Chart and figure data
========
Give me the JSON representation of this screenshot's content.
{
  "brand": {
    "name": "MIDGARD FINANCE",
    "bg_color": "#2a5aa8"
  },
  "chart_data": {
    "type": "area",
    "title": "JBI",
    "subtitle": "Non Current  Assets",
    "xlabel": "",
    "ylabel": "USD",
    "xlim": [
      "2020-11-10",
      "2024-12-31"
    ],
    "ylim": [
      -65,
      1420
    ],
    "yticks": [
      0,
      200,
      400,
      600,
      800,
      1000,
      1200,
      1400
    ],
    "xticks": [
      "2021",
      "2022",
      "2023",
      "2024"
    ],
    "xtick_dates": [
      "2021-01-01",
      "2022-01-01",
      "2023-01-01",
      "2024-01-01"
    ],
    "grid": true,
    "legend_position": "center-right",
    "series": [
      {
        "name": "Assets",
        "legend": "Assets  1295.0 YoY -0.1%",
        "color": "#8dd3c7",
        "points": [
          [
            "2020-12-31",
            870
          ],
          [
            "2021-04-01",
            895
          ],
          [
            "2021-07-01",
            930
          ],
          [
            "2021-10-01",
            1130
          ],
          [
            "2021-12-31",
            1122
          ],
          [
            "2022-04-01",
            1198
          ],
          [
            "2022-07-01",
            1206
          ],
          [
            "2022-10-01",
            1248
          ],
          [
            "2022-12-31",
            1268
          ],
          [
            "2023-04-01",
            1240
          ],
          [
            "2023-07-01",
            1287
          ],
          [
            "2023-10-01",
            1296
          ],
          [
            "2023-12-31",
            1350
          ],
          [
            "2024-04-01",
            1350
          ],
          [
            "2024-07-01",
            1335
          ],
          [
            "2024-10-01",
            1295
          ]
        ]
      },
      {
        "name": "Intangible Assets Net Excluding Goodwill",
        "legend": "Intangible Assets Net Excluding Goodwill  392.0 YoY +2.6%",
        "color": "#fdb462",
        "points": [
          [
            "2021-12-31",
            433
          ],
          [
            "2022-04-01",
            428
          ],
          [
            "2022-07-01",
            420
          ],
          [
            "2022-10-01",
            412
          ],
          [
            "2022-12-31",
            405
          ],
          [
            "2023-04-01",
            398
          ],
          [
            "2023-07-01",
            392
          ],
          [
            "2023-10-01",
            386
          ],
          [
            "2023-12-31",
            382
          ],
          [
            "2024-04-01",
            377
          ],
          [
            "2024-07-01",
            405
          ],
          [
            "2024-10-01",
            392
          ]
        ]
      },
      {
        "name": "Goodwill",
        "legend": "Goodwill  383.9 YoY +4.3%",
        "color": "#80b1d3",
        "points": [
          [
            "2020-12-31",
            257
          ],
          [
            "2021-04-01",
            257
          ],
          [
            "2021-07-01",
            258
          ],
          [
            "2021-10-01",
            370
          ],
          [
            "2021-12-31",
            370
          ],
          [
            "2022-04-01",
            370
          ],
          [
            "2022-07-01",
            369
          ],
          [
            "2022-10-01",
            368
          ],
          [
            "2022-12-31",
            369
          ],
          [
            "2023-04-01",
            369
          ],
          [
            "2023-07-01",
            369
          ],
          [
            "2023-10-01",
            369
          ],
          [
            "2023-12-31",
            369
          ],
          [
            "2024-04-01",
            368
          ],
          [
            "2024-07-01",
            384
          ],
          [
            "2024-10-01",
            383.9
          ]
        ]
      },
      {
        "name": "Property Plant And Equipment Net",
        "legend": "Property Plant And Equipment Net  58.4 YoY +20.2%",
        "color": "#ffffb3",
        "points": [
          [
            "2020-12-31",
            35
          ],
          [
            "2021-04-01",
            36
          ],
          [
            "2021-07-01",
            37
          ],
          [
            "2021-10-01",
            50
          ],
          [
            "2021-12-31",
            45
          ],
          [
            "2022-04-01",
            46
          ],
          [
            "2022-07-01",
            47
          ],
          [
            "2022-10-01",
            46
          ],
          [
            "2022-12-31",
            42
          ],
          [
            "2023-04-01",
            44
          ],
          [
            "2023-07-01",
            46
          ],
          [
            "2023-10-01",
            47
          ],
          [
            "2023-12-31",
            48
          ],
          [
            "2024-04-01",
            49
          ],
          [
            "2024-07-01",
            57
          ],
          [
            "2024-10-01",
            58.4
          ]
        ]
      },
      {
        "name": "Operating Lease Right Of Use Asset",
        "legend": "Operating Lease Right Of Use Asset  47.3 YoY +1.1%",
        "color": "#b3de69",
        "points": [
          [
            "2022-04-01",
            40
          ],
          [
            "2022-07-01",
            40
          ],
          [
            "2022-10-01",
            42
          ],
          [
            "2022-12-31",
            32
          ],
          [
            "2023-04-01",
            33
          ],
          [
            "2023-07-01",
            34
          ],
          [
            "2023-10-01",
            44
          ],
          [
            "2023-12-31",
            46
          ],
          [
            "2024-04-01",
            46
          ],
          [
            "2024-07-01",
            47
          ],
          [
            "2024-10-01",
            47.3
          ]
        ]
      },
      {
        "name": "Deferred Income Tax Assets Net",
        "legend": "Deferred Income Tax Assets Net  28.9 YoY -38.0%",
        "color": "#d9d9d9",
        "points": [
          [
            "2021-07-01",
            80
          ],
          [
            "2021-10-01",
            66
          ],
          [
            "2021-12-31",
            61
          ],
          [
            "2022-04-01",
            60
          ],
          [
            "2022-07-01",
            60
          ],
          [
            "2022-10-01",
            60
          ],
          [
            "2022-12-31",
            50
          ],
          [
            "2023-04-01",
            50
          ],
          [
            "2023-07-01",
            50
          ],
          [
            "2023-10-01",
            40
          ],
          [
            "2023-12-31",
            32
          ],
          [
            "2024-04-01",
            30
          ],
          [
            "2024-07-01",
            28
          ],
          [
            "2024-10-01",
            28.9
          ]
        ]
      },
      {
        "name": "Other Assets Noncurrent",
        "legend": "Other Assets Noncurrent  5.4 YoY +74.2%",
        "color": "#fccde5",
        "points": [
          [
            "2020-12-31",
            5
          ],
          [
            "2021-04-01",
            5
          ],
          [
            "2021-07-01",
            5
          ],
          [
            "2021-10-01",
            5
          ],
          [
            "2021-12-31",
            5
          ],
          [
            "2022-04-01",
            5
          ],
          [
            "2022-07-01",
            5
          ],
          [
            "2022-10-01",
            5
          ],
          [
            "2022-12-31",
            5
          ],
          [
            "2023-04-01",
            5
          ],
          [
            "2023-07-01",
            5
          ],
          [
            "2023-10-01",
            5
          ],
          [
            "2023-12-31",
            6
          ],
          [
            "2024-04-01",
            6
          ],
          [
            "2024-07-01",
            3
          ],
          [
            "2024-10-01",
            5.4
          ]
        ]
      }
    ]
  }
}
========
Only a number is wanted here: how many lines in the data above include the string "Operating"?

2